::: Data shown :::
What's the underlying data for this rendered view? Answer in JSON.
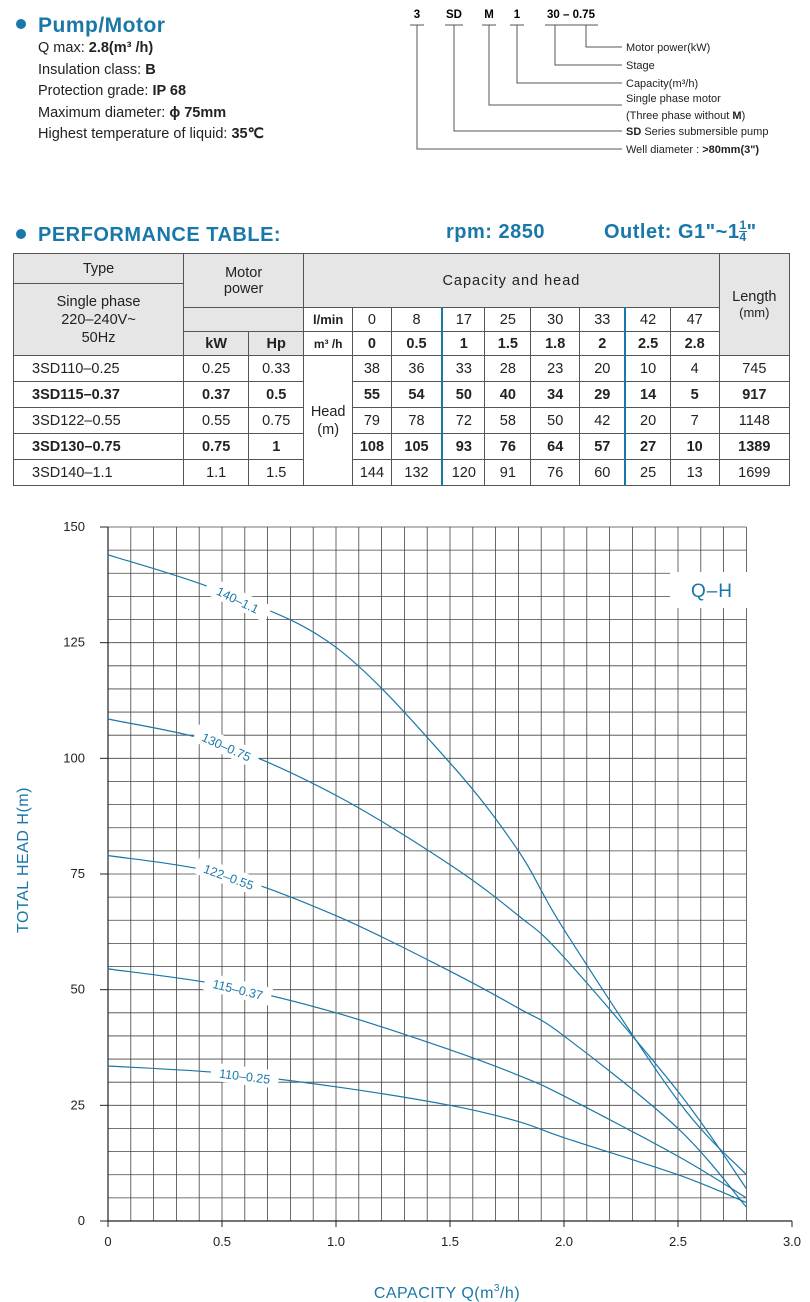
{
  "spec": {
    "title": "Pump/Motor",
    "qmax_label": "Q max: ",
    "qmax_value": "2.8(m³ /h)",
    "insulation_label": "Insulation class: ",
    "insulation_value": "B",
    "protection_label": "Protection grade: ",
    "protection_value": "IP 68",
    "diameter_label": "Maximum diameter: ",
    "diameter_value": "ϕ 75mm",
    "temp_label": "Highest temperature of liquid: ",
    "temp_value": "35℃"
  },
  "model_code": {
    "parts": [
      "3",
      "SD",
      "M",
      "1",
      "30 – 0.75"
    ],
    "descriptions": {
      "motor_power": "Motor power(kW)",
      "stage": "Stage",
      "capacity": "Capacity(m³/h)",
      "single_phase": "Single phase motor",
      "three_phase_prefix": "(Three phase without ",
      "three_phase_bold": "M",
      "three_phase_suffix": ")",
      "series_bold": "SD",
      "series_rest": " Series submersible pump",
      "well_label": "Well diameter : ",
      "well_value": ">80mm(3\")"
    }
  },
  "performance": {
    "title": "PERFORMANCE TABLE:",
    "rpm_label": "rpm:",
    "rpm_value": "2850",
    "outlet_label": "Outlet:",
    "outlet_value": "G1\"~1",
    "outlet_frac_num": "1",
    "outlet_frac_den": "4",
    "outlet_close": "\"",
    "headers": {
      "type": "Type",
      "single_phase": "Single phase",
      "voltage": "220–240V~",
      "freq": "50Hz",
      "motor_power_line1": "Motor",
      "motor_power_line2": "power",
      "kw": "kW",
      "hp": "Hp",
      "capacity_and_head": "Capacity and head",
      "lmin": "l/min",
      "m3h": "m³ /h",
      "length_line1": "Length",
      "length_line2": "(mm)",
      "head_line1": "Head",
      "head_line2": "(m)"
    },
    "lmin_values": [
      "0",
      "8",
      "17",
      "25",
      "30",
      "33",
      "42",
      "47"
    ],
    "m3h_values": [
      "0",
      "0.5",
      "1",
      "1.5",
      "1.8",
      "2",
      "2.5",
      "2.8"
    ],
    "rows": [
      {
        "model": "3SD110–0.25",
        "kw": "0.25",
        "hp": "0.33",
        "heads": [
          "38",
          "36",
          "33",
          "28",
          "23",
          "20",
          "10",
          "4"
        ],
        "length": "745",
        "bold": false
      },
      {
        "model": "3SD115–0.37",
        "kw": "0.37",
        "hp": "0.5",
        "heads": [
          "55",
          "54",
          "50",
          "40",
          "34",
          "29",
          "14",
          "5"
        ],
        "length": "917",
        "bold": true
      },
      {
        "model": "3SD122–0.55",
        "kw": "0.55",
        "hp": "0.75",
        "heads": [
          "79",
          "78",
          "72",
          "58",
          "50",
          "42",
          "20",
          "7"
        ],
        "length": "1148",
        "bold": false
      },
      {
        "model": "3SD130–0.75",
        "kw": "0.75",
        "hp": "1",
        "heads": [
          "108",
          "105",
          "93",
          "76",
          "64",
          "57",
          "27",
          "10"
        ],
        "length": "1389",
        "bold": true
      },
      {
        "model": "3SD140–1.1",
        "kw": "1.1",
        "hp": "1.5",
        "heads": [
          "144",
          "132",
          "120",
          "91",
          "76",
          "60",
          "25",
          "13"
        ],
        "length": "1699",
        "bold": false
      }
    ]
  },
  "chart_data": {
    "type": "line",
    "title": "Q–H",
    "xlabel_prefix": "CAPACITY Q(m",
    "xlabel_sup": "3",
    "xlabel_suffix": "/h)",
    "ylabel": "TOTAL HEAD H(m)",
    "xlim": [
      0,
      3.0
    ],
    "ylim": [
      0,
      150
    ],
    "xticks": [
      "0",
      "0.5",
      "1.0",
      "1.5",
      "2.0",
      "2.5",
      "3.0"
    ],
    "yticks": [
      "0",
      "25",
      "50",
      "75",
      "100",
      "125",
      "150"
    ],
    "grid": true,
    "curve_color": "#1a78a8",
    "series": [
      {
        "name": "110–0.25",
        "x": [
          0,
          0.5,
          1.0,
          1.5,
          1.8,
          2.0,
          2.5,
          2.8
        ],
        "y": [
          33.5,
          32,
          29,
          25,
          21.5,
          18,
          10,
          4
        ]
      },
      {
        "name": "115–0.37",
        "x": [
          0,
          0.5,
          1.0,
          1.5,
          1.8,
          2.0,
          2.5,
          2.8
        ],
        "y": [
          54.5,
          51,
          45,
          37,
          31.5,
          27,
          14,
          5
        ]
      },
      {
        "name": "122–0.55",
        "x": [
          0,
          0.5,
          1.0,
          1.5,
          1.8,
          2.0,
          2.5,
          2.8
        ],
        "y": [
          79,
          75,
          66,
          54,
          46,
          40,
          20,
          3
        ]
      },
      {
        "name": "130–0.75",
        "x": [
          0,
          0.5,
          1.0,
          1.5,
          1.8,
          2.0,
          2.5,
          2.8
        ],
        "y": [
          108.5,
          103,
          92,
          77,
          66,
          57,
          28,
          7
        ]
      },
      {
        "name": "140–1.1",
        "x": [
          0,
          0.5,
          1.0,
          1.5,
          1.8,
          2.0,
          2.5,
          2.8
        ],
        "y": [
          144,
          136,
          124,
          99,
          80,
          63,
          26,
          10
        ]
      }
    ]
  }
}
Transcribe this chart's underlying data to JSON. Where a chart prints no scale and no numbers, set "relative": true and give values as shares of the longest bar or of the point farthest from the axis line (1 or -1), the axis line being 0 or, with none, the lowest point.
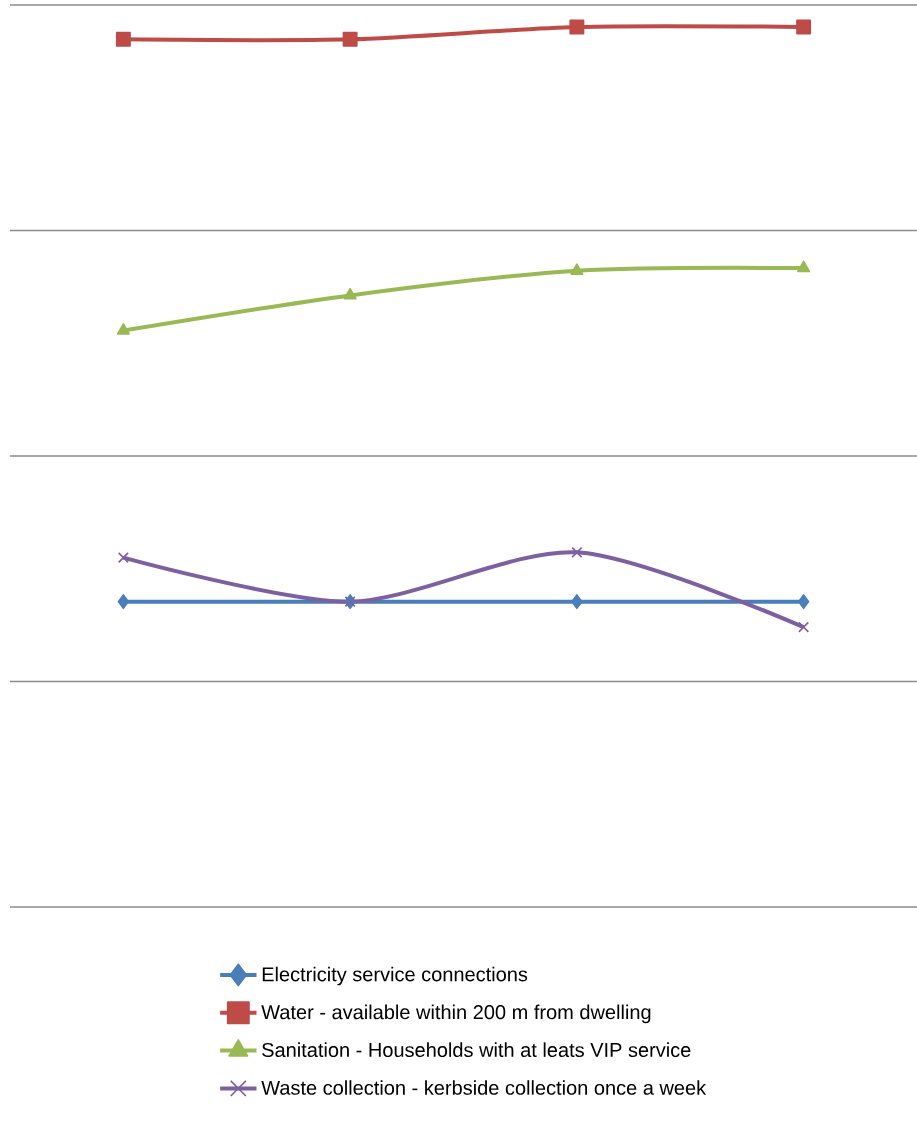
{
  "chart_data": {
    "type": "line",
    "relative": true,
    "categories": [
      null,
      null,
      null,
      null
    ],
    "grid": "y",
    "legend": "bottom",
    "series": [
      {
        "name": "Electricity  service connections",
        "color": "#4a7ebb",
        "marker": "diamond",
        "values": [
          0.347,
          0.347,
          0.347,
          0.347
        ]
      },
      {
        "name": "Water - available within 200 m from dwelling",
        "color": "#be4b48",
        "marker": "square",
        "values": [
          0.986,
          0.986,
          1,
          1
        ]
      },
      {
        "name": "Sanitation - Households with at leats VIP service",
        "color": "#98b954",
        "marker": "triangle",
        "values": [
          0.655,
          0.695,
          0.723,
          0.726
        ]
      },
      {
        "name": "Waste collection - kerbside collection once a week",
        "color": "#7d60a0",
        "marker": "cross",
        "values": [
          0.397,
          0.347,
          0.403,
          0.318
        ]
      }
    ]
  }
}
:::
What is asked —
Say, as a number only, how many lines of the data contain "marker".

Response for this exercise —
4